→ **Problem statement**: Work out how many lines include "questionnaire" and answer with that number only.

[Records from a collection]

((

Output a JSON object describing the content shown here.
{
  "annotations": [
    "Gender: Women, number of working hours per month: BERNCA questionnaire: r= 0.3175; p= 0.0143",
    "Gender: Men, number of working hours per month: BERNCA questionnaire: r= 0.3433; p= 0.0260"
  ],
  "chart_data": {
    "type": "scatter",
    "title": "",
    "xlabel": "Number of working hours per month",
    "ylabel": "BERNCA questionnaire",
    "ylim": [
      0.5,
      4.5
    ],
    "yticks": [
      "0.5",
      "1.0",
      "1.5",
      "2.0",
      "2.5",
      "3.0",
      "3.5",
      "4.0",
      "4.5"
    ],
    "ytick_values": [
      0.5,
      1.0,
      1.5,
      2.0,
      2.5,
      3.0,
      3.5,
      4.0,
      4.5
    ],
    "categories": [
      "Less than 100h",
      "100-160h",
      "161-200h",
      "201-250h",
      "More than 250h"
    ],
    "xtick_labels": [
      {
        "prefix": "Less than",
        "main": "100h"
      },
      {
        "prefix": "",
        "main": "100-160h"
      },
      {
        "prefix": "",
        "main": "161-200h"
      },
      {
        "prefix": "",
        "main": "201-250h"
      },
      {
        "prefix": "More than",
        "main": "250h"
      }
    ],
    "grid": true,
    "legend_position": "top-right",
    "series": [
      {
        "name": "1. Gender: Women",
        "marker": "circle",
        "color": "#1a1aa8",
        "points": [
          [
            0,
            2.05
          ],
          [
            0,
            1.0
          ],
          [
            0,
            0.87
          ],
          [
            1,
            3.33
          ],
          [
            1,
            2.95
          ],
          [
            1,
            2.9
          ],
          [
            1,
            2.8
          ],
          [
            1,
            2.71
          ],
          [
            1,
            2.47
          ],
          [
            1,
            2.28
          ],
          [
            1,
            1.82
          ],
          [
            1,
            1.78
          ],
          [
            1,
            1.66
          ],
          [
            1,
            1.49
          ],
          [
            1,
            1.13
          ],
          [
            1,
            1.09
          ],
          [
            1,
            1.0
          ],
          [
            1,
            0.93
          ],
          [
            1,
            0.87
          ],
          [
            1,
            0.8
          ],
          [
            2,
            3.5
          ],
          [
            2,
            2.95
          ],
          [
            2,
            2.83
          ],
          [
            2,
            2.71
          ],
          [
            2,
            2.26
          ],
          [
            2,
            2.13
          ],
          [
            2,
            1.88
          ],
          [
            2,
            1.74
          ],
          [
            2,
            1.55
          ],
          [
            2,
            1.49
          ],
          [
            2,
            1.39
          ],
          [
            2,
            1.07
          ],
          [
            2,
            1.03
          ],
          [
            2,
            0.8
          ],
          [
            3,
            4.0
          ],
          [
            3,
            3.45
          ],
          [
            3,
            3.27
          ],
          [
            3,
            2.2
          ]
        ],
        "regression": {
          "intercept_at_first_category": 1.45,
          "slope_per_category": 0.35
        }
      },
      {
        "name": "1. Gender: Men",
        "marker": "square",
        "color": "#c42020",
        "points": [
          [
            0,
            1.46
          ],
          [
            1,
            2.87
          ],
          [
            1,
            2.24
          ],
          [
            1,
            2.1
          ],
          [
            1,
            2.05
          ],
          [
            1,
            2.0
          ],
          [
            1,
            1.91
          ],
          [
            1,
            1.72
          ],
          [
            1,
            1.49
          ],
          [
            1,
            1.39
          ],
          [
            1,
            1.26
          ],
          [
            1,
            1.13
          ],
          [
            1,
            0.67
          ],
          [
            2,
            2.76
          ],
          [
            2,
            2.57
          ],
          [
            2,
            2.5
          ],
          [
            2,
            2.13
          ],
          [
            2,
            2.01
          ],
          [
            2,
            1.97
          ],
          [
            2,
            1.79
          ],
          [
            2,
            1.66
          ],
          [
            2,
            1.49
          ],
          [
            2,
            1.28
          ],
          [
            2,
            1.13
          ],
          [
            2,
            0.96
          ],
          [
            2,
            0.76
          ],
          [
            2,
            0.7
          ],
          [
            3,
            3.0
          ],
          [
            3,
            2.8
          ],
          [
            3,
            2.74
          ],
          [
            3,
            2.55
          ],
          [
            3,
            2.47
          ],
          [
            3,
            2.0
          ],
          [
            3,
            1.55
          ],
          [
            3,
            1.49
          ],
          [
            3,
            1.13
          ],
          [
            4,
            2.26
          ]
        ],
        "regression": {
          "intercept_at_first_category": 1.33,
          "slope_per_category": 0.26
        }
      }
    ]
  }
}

))

→ **Result for this exercise**: 3